[Begin Available data]

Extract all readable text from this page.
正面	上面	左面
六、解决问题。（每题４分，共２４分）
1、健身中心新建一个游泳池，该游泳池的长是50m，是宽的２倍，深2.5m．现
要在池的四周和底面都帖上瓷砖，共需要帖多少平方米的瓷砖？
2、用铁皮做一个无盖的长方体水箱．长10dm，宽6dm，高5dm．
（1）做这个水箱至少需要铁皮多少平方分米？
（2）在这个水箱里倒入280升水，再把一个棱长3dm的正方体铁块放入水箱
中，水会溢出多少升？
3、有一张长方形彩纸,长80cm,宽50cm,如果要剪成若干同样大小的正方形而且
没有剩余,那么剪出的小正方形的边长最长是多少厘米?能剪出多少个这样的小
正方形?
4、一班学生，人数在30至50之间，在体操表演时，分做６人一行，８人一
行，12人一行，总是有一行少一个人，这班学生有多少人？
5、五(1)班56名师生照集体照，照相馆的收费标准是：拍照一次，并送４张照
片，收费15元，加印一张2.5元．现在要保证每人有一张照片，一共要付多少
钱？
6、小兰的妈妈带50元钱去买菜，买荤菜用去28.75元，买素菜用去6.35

[End Available data]

Task requirements: Send back all of the entries exactly, with nothing missing.

Result of this task:
Extract all readable text from this page.
正面	上面	左面
六、解决问题。（每题４分，共２４分）
1、健身中心新建一个游泳池，该游泳池的长是50m，是宽的２倍，深2.5m．现
要在池的四周和底面都帖上瓷砖，共需要帖多少平方米的瓷砖？
2、用铁皮做一个无盖的长方体水箱．长10dm，宽6dm，高5dm．
（1）做这个水箱至少需要铁皮多少平方分米？
（2）在这个水箱里倒入280升水，再把一个棱长3dm的正方体铁块放入水箱
中，水会溢出多少升？
3、有一张长方形彩纸,长80cm,宽50cm,如果要剪成若干同样大小的正方形而且
没有剩余,那么剪出的小正方形的边长最长是多少厘米?能剪出多少个这样的小
正方形?
4、一班学生，人数在30至50之间，在体操表演时，分做６人一行，８人一
行，12人一行，总是有一行少一个人，这班学生有多少人？
5、五(1)班56名师生照集体照，照相馆的收费标准是：拍照一次，并送４张照
片，收费15元，加印一张2.5元．现在要保证每人有一张照片，一共要付多少
钱？
6、小兰的妈妈带50元钱去买菜，买荤菜用去28.75元，买素菜用去6.35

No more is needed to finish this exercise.